>> Begin

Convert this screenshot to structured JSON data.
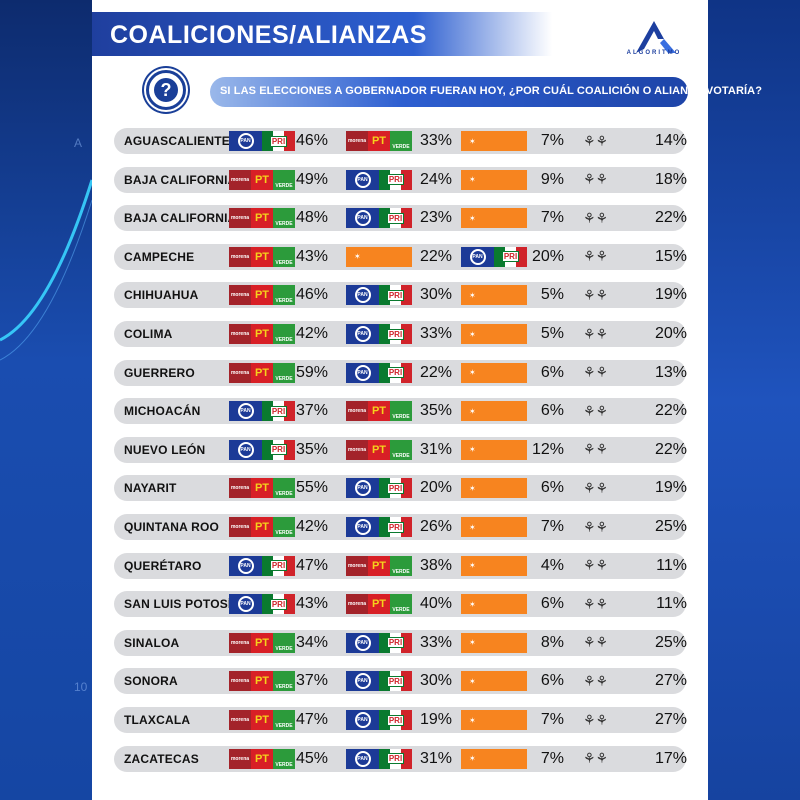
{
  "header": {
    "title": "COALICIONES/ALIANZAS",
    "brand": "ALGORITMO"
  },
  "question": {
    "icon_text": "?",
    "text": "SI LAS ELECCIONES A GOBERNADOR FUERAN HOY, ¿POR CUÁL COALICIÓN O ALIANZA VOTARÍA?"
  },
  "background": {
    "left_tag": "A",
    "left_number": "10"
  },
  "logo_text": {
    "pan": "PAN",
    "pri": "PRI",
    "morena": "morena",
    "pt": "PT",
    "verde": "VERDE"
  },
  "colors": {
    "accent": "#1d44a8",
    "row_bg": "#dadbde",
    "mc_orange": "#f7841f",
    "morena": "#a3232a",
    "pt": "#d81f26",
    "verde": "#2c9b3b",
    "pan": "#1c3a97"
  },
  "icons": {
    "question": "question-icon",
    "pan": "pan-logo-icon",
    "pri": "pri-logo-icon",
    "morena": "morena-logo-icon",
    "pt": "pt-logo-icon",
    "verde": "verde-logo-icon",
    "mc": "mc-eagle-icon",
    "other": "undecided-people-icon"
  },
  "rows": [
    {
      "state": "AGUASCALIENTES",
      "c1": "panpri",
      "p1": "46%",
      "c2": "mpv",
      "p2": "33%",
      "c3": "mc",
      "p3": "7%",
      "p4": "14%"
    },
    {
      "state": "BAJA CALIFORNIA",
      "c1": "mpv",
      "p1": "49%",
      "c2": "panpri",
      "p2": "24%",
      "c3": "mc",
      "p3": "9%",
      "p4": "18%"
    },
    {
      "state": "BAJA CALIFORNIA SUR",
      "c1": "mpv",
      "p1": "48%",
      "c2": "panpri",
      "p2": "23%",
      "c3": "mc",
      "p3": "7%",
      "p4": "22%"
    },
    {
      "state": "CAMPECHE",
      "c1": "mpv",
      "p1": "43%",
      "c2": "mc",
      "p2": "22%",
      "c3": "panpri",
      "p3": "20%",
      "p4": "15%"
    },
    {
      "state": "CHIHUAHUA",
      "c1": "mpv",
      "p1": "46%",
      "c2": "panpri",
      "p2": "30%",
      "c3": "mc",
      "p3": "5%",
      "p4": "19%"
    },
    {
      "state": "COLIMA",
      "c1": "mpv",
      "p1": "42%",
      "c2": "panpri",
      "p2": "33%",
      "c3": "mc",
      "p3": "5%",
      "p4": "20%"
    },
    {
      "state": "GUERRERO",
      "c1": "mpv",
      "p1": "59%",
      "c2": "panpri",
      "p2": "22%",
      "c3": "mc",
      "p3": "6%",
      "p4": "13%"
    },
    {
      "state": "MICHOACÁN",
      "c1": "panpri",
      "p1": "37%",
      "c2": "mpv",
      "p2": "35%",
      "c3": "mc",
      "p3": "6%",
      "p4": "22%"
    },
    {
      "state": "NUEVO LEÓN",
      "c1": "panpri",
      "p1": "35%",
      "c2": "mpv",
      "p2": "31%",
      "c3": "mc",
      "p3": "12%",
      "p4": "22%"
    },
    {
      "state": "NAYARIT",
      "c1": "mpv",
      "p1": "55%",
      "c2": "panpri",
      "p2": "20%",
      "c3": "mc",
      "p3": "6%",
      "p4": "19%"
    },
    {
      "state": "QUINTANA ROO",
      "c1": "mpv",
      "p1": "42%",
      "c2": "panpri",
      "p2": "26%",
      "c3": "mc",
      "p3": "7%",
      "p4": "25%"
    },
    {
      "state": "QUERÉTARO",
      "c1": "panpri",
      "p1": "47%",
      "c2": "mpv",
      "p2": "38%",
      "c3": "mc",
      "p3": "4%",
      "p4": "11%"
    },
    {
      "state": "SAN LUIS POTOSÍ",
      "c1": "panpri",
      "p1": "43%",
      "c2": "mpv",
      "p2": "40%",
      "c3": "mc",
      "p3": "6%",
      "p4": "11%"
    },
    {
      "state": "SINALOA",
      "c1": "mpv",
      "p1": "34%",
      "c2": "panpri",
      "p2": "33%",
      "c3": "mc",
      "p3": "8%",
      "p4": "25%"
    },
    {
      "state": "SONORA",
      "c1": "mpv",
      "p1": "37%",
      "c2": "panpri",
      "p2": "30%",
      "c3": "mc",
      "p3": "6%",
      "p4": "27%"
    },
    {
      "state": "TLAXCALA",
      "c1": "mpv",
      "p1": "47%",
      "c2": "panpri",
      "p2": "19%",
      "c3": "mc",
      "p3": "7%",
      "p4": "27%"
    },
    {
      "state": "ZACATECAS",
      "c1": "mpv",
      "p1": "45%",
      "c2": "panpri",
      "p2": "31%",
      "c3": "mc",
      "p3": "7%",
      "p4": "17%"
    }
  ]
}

>> End

Find the lines above that include the string "CALIFORNIA" and copy them.

▶ [Result of this task]
      "state": "BAJA CALIFORNIA",
      "state": "BAJA CALIFORNIA SUR",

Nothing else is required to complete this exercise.